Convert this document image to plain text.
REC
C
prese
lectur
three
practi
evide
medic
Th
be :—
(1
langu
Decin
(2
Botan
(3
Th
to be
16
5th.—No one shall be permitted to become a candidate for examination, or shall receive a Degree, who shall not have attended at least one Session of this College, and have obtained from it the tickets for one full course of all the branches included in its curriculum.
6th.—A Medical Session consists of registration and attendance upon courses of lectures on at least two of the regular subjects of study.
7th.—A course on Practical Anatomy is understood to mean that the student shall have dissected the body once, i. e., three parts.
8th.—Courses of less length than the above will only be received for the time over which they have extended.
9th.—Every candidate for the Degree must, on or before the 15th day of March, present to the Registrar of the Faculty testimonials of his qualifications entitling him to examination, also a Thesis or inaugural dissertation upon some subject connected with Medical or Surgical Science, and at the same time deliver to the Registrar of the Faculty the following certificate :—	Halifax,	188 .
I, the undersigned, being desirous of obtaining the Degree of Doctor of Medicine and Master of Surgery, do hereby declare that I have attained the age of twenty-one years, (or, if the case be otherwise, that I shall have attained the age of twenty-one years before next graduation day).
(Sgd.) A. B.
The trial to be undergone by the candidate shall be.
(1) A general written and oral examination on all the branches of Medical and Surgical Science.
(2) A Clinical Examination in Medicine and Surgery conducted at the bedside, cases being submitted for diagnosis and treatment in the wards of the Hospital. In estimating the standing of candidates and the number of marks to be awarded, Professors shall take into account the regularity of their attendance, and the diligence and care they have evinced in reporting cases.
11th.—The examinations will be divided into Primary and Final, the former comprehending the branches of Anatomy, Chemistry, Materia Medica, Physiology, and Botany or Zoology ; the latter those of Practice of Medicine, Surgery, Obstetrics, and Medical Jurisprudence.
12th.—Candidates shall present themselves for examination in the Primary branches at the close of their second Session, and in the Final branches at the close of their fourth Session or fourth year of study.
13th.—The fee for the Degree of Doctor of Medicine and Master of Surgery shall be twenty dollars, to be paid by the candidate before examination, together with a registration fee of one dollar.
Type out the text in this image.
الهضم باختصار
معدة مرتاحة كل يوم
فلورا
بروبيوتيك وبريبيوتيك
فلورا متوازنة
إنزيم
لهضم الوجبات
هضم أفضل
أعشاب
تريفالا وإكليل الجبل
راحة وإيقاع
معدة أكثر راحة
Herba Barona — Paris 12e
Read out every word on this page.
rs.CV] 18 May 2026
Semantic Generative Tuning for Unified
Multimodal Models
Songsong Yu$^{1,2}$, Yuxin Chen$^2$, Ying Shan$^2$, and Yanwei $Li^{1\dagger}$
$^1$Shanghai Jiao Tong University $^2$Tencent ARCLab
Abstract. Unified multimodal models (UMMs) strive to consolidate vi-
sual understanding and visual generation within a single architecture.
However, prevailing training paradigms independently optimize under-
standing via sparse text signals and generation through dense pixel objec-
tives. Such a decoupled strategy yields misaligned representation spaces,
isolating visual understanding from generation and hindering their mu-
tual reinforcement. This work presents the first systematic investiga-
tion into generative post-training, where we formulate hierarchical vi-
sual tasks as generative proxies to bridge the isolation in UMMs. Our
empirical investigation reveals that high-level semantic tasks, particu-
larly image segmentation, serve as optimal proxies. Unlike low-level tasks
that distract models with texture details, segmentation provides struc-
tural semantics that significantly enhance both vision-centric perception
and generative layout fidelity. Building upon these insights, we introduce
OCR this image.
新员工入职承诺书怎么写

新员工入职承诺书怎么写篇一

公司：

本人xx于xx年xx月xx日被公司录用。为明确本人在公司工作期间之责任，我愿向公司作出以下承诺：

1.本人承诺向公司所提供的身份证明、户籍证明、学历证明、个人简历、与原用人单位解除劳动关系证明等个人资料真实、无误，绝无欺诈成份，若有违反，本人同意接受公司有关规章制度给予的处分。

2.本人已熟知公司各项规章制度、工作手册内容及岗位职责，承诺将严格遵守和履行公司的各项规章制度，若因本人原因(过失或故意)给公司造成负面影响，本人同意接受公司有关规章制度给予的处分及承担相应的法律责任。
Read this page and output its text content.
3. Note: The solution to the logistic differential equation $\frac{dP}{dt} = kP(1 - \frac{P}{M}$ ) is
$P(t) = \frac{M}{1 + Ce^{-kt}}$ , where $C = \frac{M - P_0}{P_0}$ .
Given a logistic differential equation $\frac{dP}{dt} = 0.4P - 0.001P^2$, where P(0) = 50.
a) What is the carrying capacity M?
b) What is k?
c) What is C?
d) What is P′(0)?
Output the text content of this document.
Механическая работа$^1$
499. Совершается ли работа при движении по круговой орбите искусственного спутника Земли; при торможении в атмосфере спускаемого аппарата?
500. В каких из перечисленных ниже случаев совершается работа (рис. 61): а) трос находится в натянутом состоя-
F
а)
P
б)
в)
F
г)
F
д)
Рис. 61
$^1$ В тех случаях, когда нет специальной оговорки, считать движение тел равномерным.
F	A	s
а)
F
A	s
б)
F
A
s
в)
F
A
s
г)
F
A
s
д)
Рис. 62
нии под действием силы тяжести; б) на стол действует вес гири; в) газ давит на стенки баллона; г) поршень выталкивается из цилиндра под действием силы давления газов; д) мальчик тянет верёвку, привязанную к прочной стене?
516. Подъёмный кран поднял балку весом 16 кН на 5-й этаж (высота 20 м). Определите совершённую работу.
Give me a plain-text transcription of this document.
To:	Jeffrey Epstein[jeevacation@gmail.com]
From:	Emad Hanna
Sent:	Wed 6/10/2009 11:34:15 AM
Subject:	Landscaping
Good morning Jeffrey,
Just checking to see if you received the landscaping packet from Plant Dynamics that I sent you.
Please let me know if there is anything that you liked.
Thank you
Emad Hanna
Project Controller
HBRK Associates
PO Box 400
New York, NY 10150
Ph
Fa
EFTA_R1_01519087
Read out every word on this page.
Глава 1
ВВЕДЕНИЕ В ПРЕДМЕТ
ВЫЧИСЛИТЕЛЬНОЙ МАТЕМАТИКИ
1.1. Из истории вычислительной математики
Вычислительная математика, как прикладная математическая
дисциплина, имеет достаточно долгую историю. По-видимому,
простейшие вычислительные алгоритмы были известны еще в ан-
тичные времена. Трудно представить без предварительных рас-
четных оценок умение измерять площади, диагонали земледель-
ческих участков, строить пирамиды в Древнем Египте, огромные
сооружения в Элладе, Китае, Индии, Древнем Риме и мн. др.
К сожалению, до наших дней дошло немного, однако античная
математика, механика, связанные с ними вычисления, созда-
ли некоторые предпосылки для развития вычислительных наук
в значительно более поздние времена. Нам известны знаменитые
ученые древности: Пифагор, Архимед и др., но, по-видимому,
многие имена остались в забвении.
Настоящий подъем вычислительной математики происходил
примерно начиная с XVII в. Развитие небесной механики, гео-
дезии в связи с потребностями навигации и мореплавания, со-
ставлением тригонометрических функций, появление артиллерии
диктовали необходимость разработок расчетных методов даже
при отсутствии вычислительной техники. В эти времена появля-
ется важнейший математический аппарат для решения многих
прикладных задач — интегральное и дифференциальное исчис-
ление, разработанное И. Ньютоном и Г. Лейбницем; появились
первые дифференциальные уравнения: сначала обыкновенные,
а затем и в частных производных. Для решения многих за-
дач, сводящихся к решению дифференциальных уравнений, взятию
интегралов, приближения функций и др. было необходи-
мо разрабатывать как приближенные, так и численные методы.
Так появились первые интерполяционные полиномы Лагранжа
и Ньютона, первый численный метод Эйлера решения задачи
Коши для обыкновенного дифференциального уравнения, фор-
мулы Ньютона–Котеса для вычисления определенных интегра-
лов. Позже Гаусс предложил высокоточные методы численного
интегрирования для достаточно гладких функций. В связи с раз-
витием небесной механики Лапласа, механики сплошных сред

§ **Exercise brief**
Repeat the records above in full, character for character.

§ **Finished exercise**
Convert this document image to plain text.
REC
C
prese
lectur
three
practi
evide
medic
Th
be :—
(1
langu
Decin
(2
Botan
(3
Th
to be
16
5th.—No one shall be permitted to become a candidate for examination, or shall receive a Degree, who shall not have attended at least one Session of this College, and have obtained from it the tickets for one full course of all the branches included in its curriculum.
6th.—A Medical Session consists of registration and attendance upon courses of lectures on at least two of the regular subjects of study.
7th.—A course on Practical Anatomy is understood to mean that the student shall have dissected the body once, i. e., three parts.
8th.—Courses of less length than the above will only be received for the time over which they have extended.
9th.—Every candidate for the Degree must, on or before the 15th day of March, present to the Registrar of the Faculty testimonials of his qualifications entitling him to examination, also a Thesis or inaugural dissertation upon some subject connected with Medical or Surgical Science, and at the same time deliver to the Registrar of the Faculty the following certificate :—	Halifax,	188 .
I, the undersigned, being desirous of obtaining the Degree of Doctor of Medicine and Master of Surgery, do hereby declare that I have attained the age of twenty-one years, (or, if the case be otherwise, that I shall have attained the age of twenty-one years before next graduation day).
(Sgd.) A. B.
The trial to be undergone by the candidate shall be.
(1) A general written and oral examination on all the branches of Medical and Surgical Science.
(2) A Clinical Examination in Medicine and Surgery conducted at the bedside, cases being submitted for diagnosis and treatment in the wards of the Hospital. In estimating the standing of candidates and the number of marks to be awarded, Professors shall take into account the regularity of their attendance, and the diligence and care they have evinced in reporting cases.
11th.—The examinations will be divided into Primary and Final, the former comprehending the branches of Anatomy, Chemistry, Materia Medica, Physiology, and Botany or Zoology ; the latter those of Practice of Medicine, Surgery, Obstetrics, and Medical Jurisprudence.
12th.—Candidates shall present themselves for examination in the Primary branches at the close of their second Session, and in the Final branches at the close of their fourth Session or fourth year of study.
13th.—The fee for the Degree of Doctor of Medicine and Master of Surgery shall be twenty dollars, to be paid by the candidate before examination, together with a registration fee of one dollar.
Type out the text in this image.
الهضم باختصار
معدة مرتاحة كل يوم
فلورا
بروبيوتيك وبريبيوتيك
فلورا متوازنة
إنزيم
لهضم الوجبات
هضم أفضل
أعشاب
تريفالا وإكليل الجبل
راحة وإيقاع
معدة أكثر راحة
Herba Barona — Paris 12e
Read out every word on this page.
rs.CV] 18 May 2026
Semantic Generative Tuning for Unified
Multimodal Models
Songsong Yu$^{1,2}$, Yuxin Chen$^2$, Ying Shan$^2$, and Yanwei $Li^{1\dagger}$
$^1$Shanghai Jiao Tong University $^2$Tencent ARCLab
Abstract. Unified multimodal models (UMMs) strive to consolidate vi-
sual understanding and visual generation within a single architecture.
However, prevailing training paradigms independently optimize under-
standing via sparse text signals and generation through dense pixel objec-
tives. Such a decoupled strategy yields misaligned representation spaces,
isolating visual understanding from generation and hindering their mu-
tual reinforcement. This work presents the first systematic investiga-
tion into generative post-training, where we formulate hierarchical vi-
sual tasks as generative proxies to bridge the isolation in UMMs. Our
empirical investigation reveals that high-level semantic tasks, particu-
larly image segmentation, serve as optimal proxies. Unlike low-level tasks
that distract models with texture details, segmentation provides struc-
tural semantics that significantly enhance both vision-centric perception
and generative layout fidelity. Building upon these insights, we introduce
OCR this image.
新员工入职承诺书怎么写

新员工入职承诺书怎么写篇一

公司：

本人xx于xx年xx月xx日被公司录用。为明确本人在公司工作期间之责任，我愿向公司作出以下承诺：

1.本人承诺向公司所提供的身份证明、户籍证明、学历证明、个人简历、与原用人单位解除劳动关系证明等个人资料真实、无误，绝无欺诈成份，若有违反，本人同意接受公司有关规章制度给予的处分。

2.本人已熟知公司各项规章制度、工作手册内容及岗位职责，承诺将严格遵守和履行公司的各项规章制度，若因本人原因(过失或故意)给公司造成负面影响，本人同意接受公司有关规章制度给予的处分及承担相应的法律责任。
Read this page and output its text content.
3. Note: The solution to the logistic differential equation $\frac{dP}{dt} = kP(1 - \frac{P}{M}$ ) is
$P(t) = \frac{M}{1 + Ce^{-kt}}$ , where $C = \frac{M - P_0}{P_0}$ .
Given a logistic differential equation $\frac{dP}{dt} = 0.4P - 0.001P^2$, where P(0) = 50.
a) What is the carrying capacity M?
b) What is k?
c) What is C?
d) What is P′(0)?
Output the text content of this document.
Механическая работа$^1$
499. Совершается ли работа при движении по круговой орбите искусственного спутника Земли; при торможении в атмосфере спускаемого аппарата?
500. В каких из перечисленных ниже случаев совершается работа (рис. 61): а) трос находится в натянутом состоя-
F
а)
P
б)
в)
F
г)
F
д)
Рис. 61
$^1$ В тех случаях, когда нет специальной оговорки, считать движение тел равномерным.
F	A	s
а)
F
A	s
б)
F
A
s
в)
F
A
s
г)
F
A
s
д)
Рис. 62
нии под действием силы тяжести; б) на стол действует вес гири; в) газ давит на стенки баллона; г) поршень выталкивается из цилиндра под действием силы давления газов; д) мальчик тянет верёвку, привязанную к прочной стене?
516. Подъёмный кран поднял балку весом 16 кН на 5-й этаж (высота 20 м). Определите совершённую работу.
Give me a plain-text transcription of this document.
To:	Jeffrey Epstein[jeevacation@gmail.com]
From:	Emad Hanna
Sent:	Wed 6/10/2009 11:34:15 AM
Subject:	Landscaping
Good morning Jeffrey,
Just checking to see if you received the landscaping packet from Plant Dynamics that I sent you.
Please let me know if there is anything that you liked.
Thank you
Emad Hanna
Project Controller
HBRK Associates
PO Box 400
New York, NY 10150
Ph
Fa
EFTA_R1_01519087
Read out every word on this page.
Глава 1
ВВЕДЕНИЕ В ПРЕДМЕТ
ВЫЧИСЛИТЕЛЬНОЙ МАТЕМАТИКИ
1.1. Из истории вычислительной математики
Вычислительная математика, как прикладная математическая
дисциплина, имеет достаточно долгую историю. По-видимому,
простейшие вычислительные алгоритмы были известны еще в ан-
тичные времена. Трудно представить без предварительных рас-
четных оценок умение измерять площади, диагонали земледель-
ческих участков, строить пирамиды в Древнем Египте, огромные
сооружения в Элладе, Китае, Индии, Древнем Риме и мн. др.
К сожалению, до наших дней дошло немного, однако античная
математика, механика, связанные с ними вычисления, созда-
ли некоторые предпосылки для развития вычислительных наук
в значительно более поздние времена. Нам известны знаменитые
ученые древности: Пифагор, Архимед и др., но, по-видимому,
многие имена остались в забвении.
Настоящий подъем вычислительной математики происходил
примерно начиная с XVII в. Развитие небесной механики, гео-
дезии в связи с потребностями навигации и мореплавания, со-
ставлением тригонометрических функций, появление артиллерии
диктовали необходимость разработок расчетных методов даже
при отсутствии вычислительной техники. В эти времена появля-
ется важнейший математический аппарат для решения многих
прикладных задач — интегральное и дифференциальное исчис-
ление, разработанное И. Ньютоном и Г. Лейбницем; появились
первые дифференциальные уравнения: сначала обыкновенные,
а затем и в частных производных. Для решения многих за-
дач, сводящихся к решению дифференциальных уравнений, взятию
интегралов, приближения функций и др. было необходи-
мо разрабатывать как приближенные, так и численные методы.
Так появились первые интерполяционные полиномы Лагранжа
и Ньютона, первый численный метод Эйлера решения задачи
Коши для обыкновенного дифференциального уравнения, фор-
мулы Ньютона–Котеса для вычисления определенных интегра-
лов. Позже Гаусс предложил высокоточные методы численного
интегрирования для достаточно гладких функций. В связи с раз-
витием небесной механики Лапласа, механики сплошных сред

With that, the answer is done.